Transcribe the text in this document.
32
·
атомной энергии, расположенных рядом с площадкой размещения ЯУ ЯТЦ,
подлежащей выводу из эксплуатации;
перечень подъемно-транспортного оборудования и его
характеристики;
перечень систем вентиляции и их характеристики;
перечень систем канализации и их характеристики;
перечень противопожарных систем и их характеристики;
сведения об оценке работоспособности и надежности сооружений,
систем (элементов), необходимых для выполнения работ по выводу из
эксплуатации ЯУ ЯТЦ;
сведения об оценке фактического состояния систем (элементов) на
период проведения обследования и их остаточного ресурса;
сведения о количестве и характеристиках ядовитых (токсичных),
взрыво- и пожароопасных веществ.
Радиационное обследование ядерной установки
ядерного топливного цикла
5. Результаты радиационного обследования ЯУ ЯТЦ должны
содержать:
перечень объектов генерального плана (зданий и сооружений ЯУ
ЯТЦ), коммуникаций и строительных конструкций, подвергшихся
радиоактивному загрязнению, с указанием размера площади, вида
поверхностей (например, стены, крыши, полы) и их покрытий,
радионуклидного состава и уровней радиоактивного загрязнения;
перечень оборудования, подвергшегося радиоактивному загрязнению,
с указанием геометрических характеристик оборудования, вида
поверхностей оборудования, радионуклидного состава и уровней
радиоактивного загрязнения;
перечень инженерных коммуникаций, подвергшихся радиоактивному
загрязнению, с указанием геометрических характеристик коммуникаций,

## DIRECTIVE
Copy out each line in the listing that has the word "коммуникаций".

## COMPLETED TASK
ЯТЦ), коммуникаций и строительных конструкций, подвергшихся
перечень инженерных коммуникаций, подвергшихся радиоактивному
загрязнению, с указанием геометрических характеристик коммуникаций,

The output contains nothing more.